-------- RECORDS FOR THE EXERCISE --------

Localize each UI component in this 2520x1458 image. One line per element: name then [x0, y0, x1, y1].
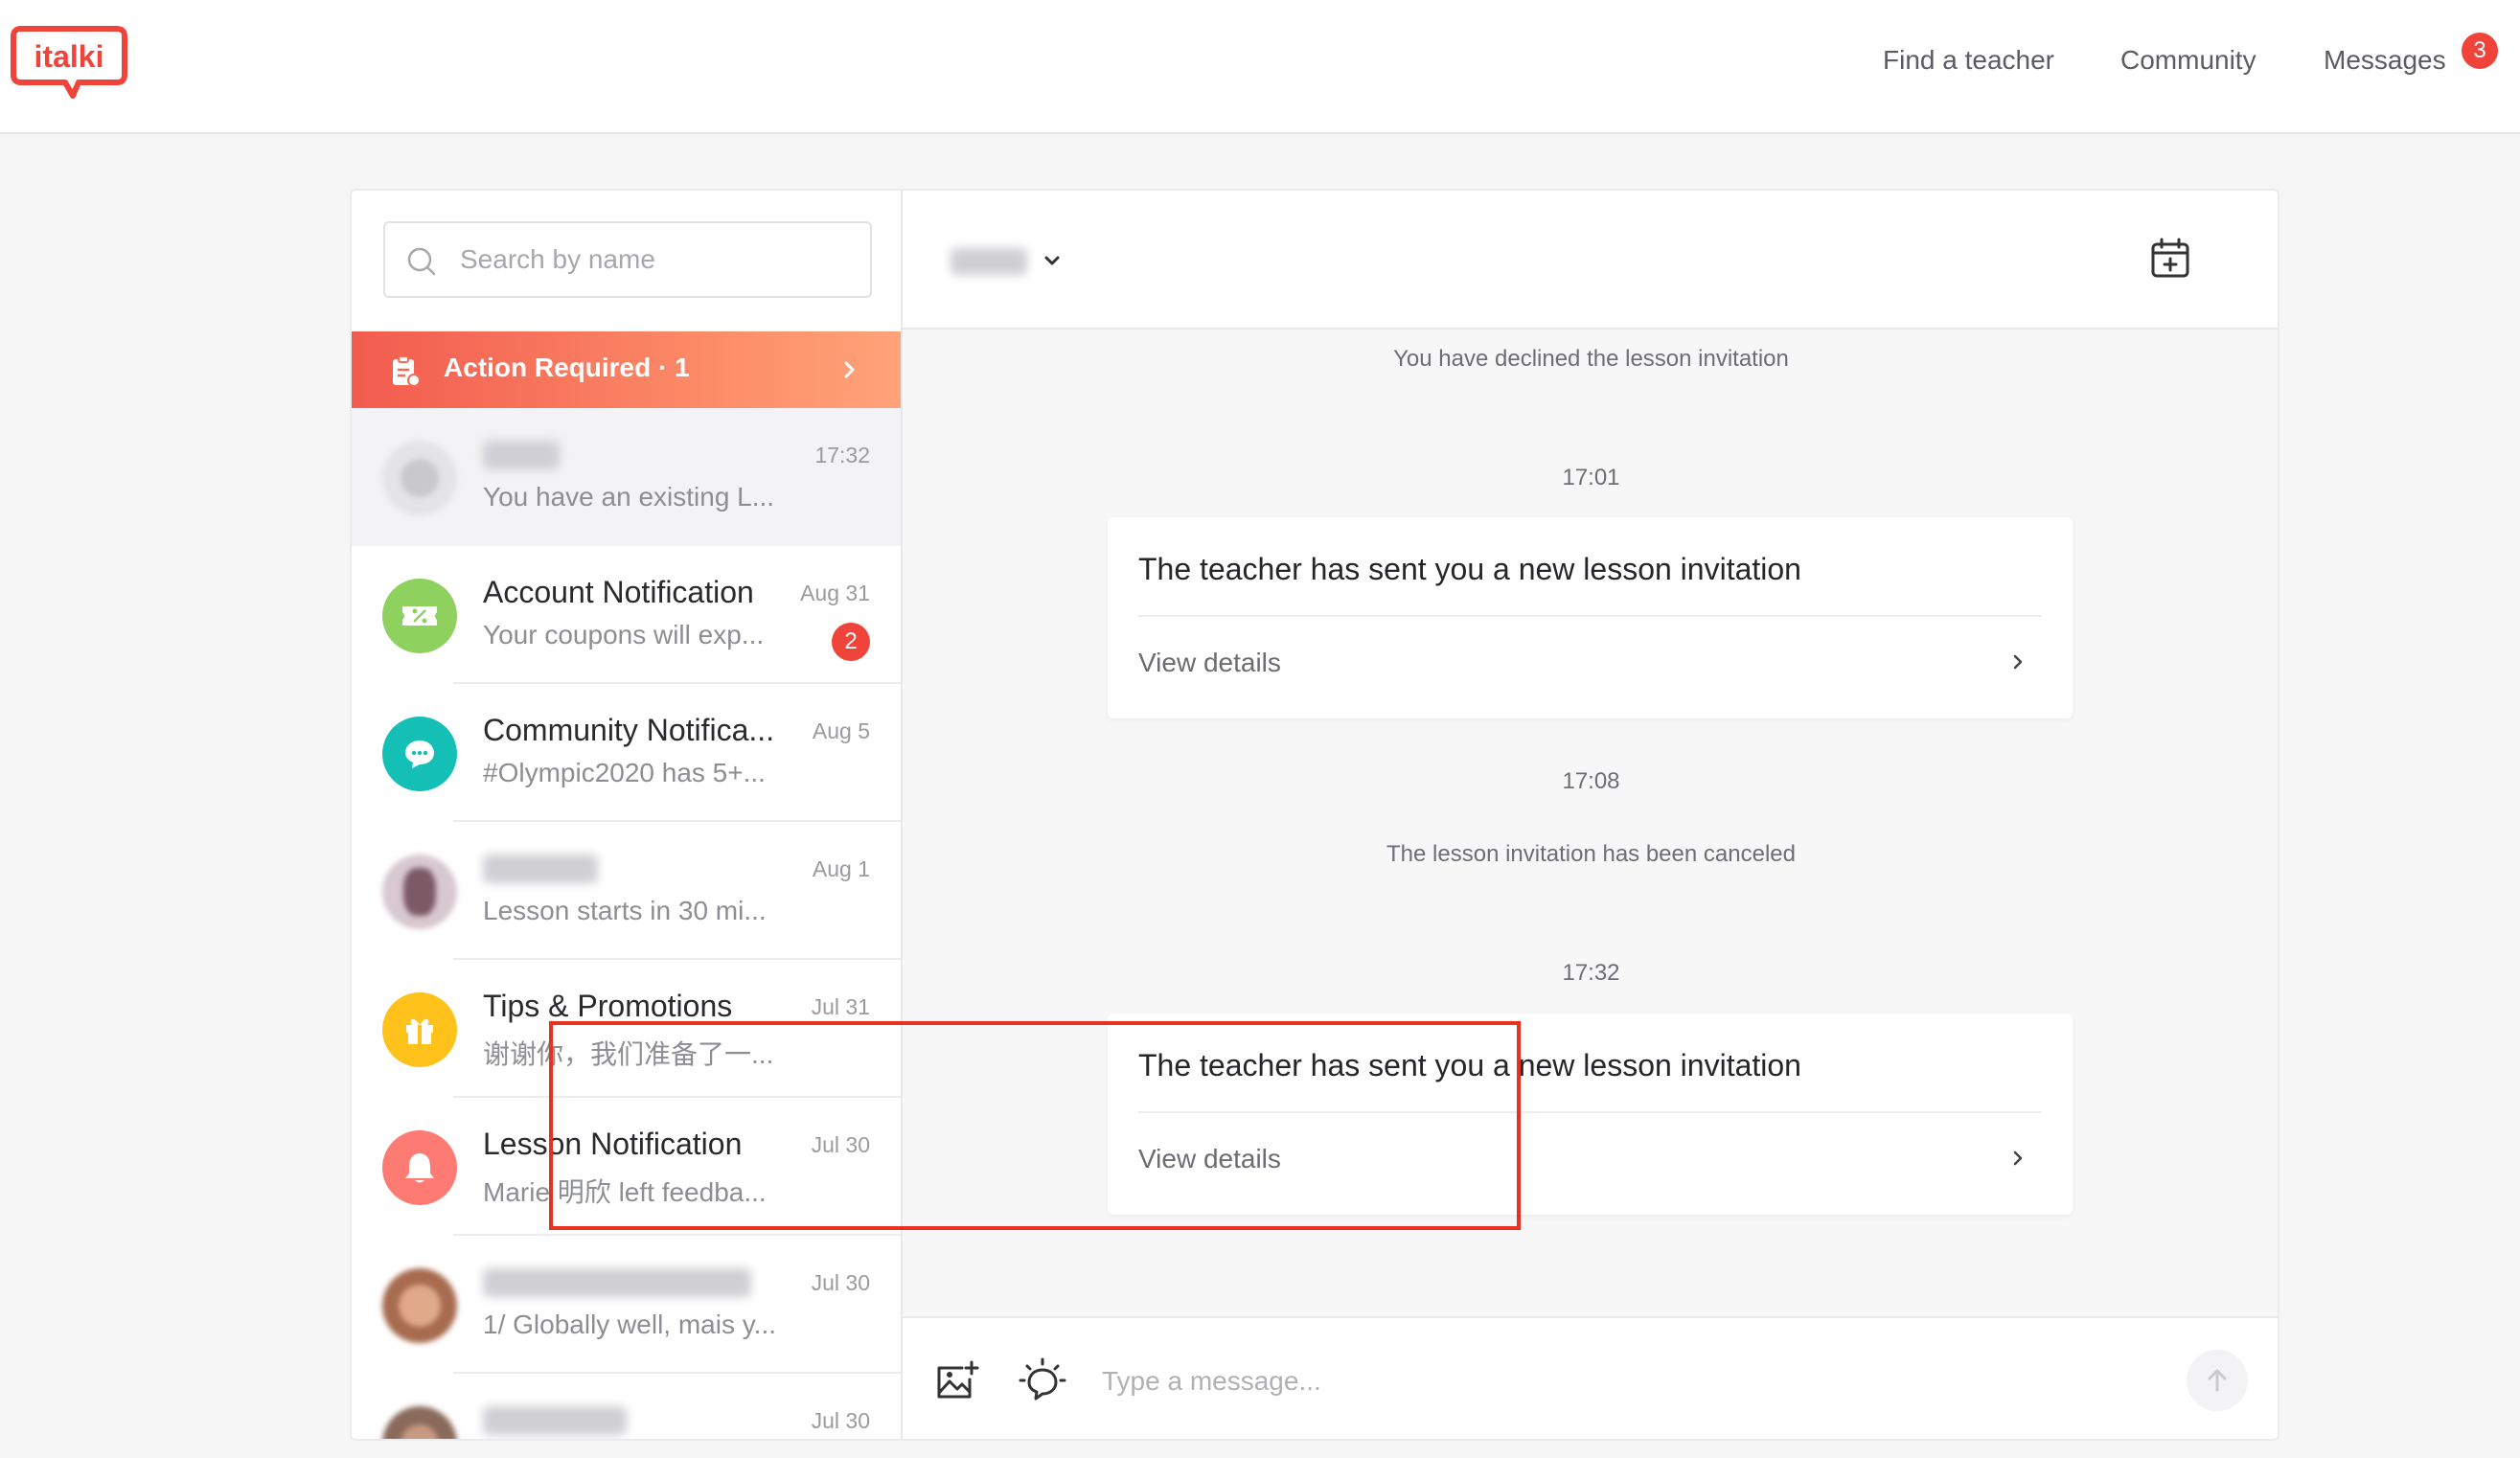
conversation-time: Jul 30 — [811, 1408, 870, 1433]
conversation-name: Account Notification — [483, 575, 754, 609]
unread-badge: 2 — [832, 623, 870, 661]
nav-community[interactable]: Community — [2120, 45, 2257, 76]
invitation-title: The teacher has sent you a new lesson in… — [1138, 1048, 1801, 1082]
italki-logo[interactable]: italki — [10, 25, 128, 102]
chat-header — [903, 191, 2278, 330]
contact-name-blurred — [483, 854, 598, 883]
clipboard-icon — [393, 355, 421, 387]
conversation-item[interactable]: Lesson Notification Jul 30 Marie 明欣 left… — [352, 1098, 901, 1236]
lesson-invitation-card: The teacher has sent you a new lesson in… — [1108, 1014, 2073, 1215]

--------

SET TASK =
Starting with the first of the rows and going on through the line with "italki-logo[interactable]: italki —", write the lines out again with "UI component" swapped for "interface element" and nothing else altered. Leave the pictures out of your answer.

TASK OUTPUT =
Localize each interface element in this 2520x1458 image. One line per element: name then [x0, y0, x1, y1].
conversation-time: Jul 30 — [811, 1408, 870, 1433]
conversation-name: Account Notification — [483, 575, 754, 609]
unread-badge: 2 — [832, 623, 870, 661]
nav-community[interactable]: Community — [2120, 45, 2257, 76]
invitation-title: The teacher has sent you a new lesson in… — [1138, 1048, 1801, 1082]
italki-logo[interactable]: italki — [10, 25, 128, 102]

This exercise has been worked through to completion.